(Tasks to complete):
1) Set down, word for word, the part of the cubicle blog post starting with "I’m going a" and going on through "contribution to society.".
2) Name every place mentioned in the cubicle blog post, including the street address.

(Selected extract):
— BEGIN —

Thoughts From The Cubicle: Honking, Homicidal Urges, Jewish Man Parts the Vehicular Sea

*Bored at my cubicle. Writing from 1700 Broadway, Manhattan. 1/11/24, 3-something pm.*

I’m going a little crazy here. I need a wheel. Like a hamster wheel. I need that thing. I would be running on it right now. I would be running so fast. Then, I would get tired, and I would go over to my water tower drinker thing, and drink some water, and then hop back on the wheel, and run again. What could be more fun than a treadmill? A giant, circular treadmill. I’m so into that. Someone design that right now. Cubicle hamster wheels. For humans. I’m so in. Give me 10% of the profits for the idea. For just one year. You can keep the rest. I don’t need a lot to live on. Just enough. Just enough from my human hamster wheel invention. And people will say, what did you do for your monies? And I’ll say, I proposed the idea of the human hamster wheel, the now world-wide office phenomenon. And they’ll say, that’s great. That was a great idea. Thank you for your great contribution to society.

(I’ve had a lot of coffee.)

I would settle for a treadmill. A standing treadmill desk. I proposed that many times to my senseis in the teacher staff room, when I was teaching in Kumamoto. I once piled up books and actually did stand at my desk, and of course it was awkward and attracted a lot of attention. I was the only teacher standing at their desk in a room of 40, 50 people. And those desks are not cubicles. There are no barriers. You are side-by-side. So there I was, lording over everyone, with my laptop quite precariously placed on a tower of books, typing away. That experiment didn’t last long, I have to say. Too risky, too distracting. I was always doing something to attract attention in that office, not that I was trying to. It just so happened that often I would do things like build a standing desk tower out of books or eat large raw carrots at my desk (like “Bugs Bunny”). It just happened that way. But I enjoyed that brief stint with my standing desk. It would have been even better if I was walking at the same time. Even better, if I was running, on a giant circular wheel. The human hamster wheel.

— END —

(Data extracted from a collection)

— BEGIN —

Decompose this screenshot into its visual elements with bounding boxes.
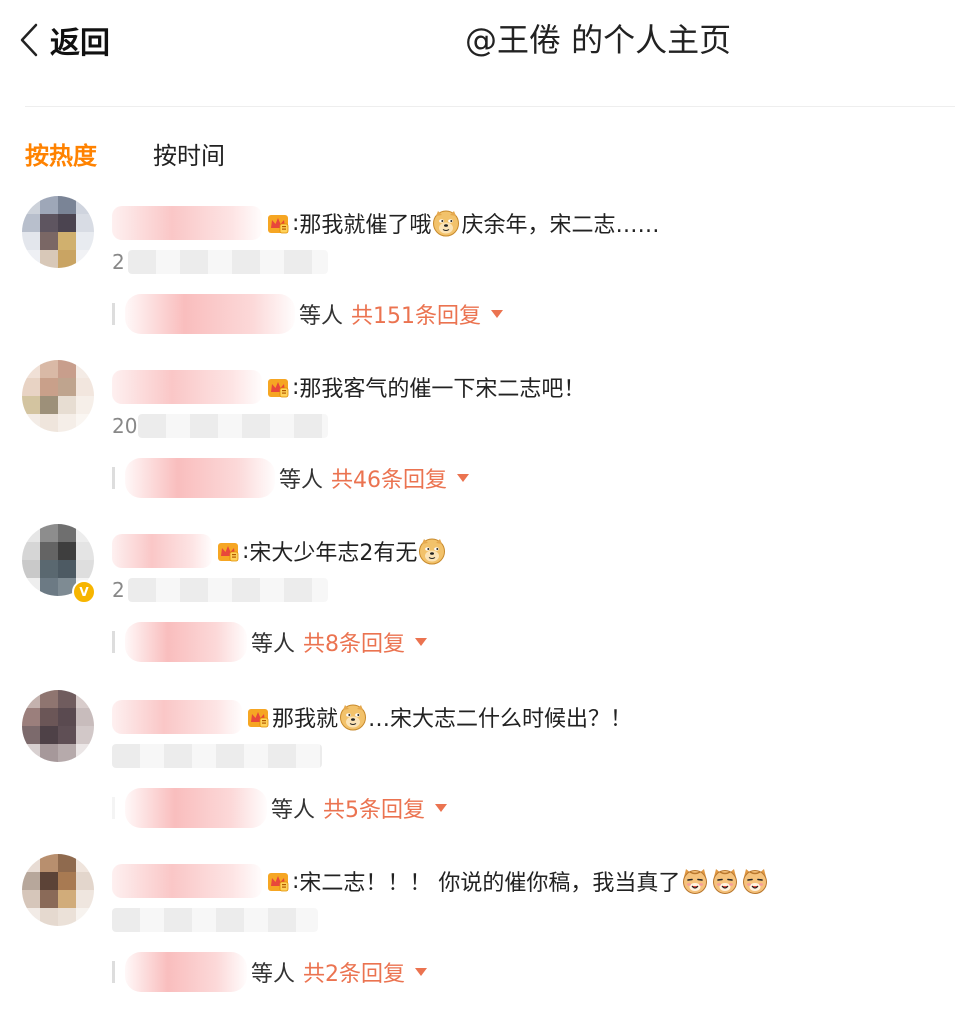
timestamp-redacted <box>112 908 318 932</box>
reply-divider <box>112 797 115 819</box>
comment-text-cont: 庆余年，宋二志…… <box>461 213 660 238</box>
comment-text: 那我客气的催一下宋二志吧！ <box>299 377 586 402</box>
comment-meta <box>112 740 322 772</box>
doge-emoji-icon <box>418 537 446 565</box>
username-redacted[interactable] <box>112 534 212 568</box>
tab-sort-by-hot[interactable]: 按热度 <box>25 136 97 171</box>
comment-item: : 那我就催了哦 庆余年，宋二志…… 2 等人 共151条回复 <box>0 188 955 353</box>
reply-divider <box>112 961 115 983</box>
comment-line: : 那我客气的催一下宋二志吧！ <box>112 370 585 404</box>
page-title: @王倦 的个人主页 <box>465 21 732 59</box>
header-divider <box>25 106 955 107</box>
back-button[interactable]: 返回 <box>18 18 110 62</box>
comment-item: V : 宋大少年志2有无 2 等人 共8条回复 <box>0 516 955 681</box>
timestamp-fragment: 20 <box>112 414 138 438</box>
comment-meta: 2 <box>112 574 328 606</box>
replies-suffix: 等人 <box>251 632 296 657</box>
colon: : <box>292 868 300 894</box>
comment-meta: 20 <box>112 410 328 442</box>
replies-link[interactable]: 等人 共8条回复 <box>112 622 428 662</box>
reply-count[interactable]: 共8条回复 <box>303 626 405 658</box>
replies-suffix: 等人 <box>251 962 296 987</box>
comment-text: 宋大少年志2有无 <box>249 541 418 566</box>
comment-line: : 宋大少年志2有无 <box>112 534 447 568</box>
reply-divider <box>112 631 115 653</box>
comment-line: : 那我就催了哦 庆余年，宋二志…… <box>112 206 659 240</box>
replies-suffix: 等人 <box>271 798 316 823</box>
expand-caret-icon[interactable] <box>491 310 504 318</box>
replier-names-redacted <box>125 458 275 498</box>
replier-names-redacted <box>125 294 295 334</box>
chevron-left-icon <box>20 23 38 57</box>
crown-badge-icon <box>246 705 270 729</box>
timestamp-redacted <box>128 250 328 274</box>
username-redacted[interactable] <box>112 370 262 404</box>
username-redacted[interactable] <box>112 864 262 898</box>
timestamp-redacted <box>138 414 328 438</box>
replies-link[interactable]: 等人 共2条回复 <box>112 952 428 992</box>
comment-meta: 2 <box>112 246 328 278</box>
comment-text: 那我就 <box>272 707 339 732</box>
crown-badge-icon <box>216 539 240 563</box>
expand-caret-icon[interactable] <box>435 804 448 812</box>
comment-item: 那我就 …宋大志二什么时候出？！ 等人 共5条回复 <box>0 682 955 847</box>
username-redacted[interactable] <box>112 206 262 240</box>
comment-meta <box>112 904 318 936</box>
comment-line: : 宋二志！！！ 你说的催你稿，我当真了 <box>112 864 770 898</box>
timestamp-fragment: 2 <box>112 250 125 274</box>
cat-emoji-icon <box>741 867 769 895</box>
reply-count[interactable]: 共46条回复 <box>331 462 447 494</box>
cat-emoji-icon <box>711 867 739 895</box>
replies-link[interactable]: 等人 共46条回复 <box>112 458 470 498</box>
back-label: 返回 <box>50 26 110 61</box>
expand-caret-icon[interactable] <box>457 474 470 482</box>
timestamp-redacted <box>112 744 322 768</box>
cat-emoji-icon <box>681 867 709 895</box>
crown-badge-icon <box>266 375 290 399</box>
reply-count[interactable]: 共151条回复 <box>351 298 481 330</box>
comment-item: : 宋二志！！！ 你说的催你稿，我当真了 等人 共2条回复 <box>0 846 955 1011</box>
avatar[interactable] <box>22 196 94 268</box>
comment-line: 那我就 …宋大志二什么时候出？！ <box>112 700 632 734</box>
crown-badge-icon <box>266 869 290 893</box>
comment-item: : 那我客气的催一下宋二志吧！ 20 等人 共46条回复 <box>0 352 955 517</box>
reply-divider <box>112 303 115 325</box>
doge-emoji-icon <box>339 703 367 731</box>
tab-sort-by-time[interactable]: 按时间 <box>153 136 225 171</box>
crown-badge-icon <box>266 211 290 235</box>
replier-names-redacted <box>125 622 247 662</box>
replies-suffix: 等人 <box>279 468 324 493</box>
avatar[interactable] <box>22 854 94 926</box>
sort-tabs: 按热度 按时间 <box>25 136 281 171</box>
expand-caret-icon[interactable] <box>415 968 428 976</box>
expand-caret-icon[interactable] <box>415 638 428 646</box>
avatar[interactable] <box>22 690 94 762</box>
replies-suffix: 等人 <box>299 304 344 329</box>
replier-names-redacted <box>125 952 247 992</box>
comment-text-cont: …宋大志二什么时候出？！ <box>368 707 633 732</box>
reply-count[interactable]: 共5条回复 <box>323 792 425 824</box>
avatar[interactable] <box>22 360 94 432</box>
replies-link[interactable]: 等人 共151条回复 <box>112 294 504 334</box>
username-redacted[interactable] <box>112 700 242 734</box>
replier-names-redacted <box>125 788 267 828</box>
verified-badge-icon: V <box>72 580 96 604</box>
timestamp-redacted <box>128 578 328 602</box>
reply-divider <box>112 467 115 489</box>
comment-text: 宋二志！！！ 你说的催你稿，我当真了 <box>299 871 681 896</box>
colon: : <box>242 538 250 564</box>
colon: : <box>292 374 300 400</box>
reply-count[interactable]: 共2条回复 <box>303 956 405 988</box>
colon: : <box>292 210 300 236</box>
top-bar: 返回 @王倦 的个人主页 <box>0 0 955 100</box>
doge-emoji-icon <box>432 209 460 237</box>
replies-link[interactable]: 等人 共5条回复 <box>112 788 448 828</box>
timestamp-fragment: 2 <box>112 578 125 602</box>
comment-text: 那我就催了哦 <box>299 213 432 238</box>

— END —

(Complete answers):
1)
I’m going a little crazy here. I need a wheel. Like a hamster wheel. I need that thing. I would be running on it right now. I would be running so fast. Then, I would get tired, and I would go over to my water tower drinker thing, and drink some water, and then hop back on the wheel, and run again. What could be more fun than a treadmill? A giant, circular treadmill. I’m so into that. Someone design that right now. Cubicle hamster wheels. For humans. I’m so in. Give me 10% of the profits for the idea. For just one year. You can keep the rest. I don’t need a lot to live on. Just enough. Just enough from my human hamster wheel invention. And people will say, what did you do for your monies? And I’ll say, I proposed the idea of the human hamster wheel, the now world-wide office phenomenon. And they’ll say, that’s great. That was a great idea. Thank you for your great contribution to society.

2)
1700 Broadway
Manhattan
Kumamoto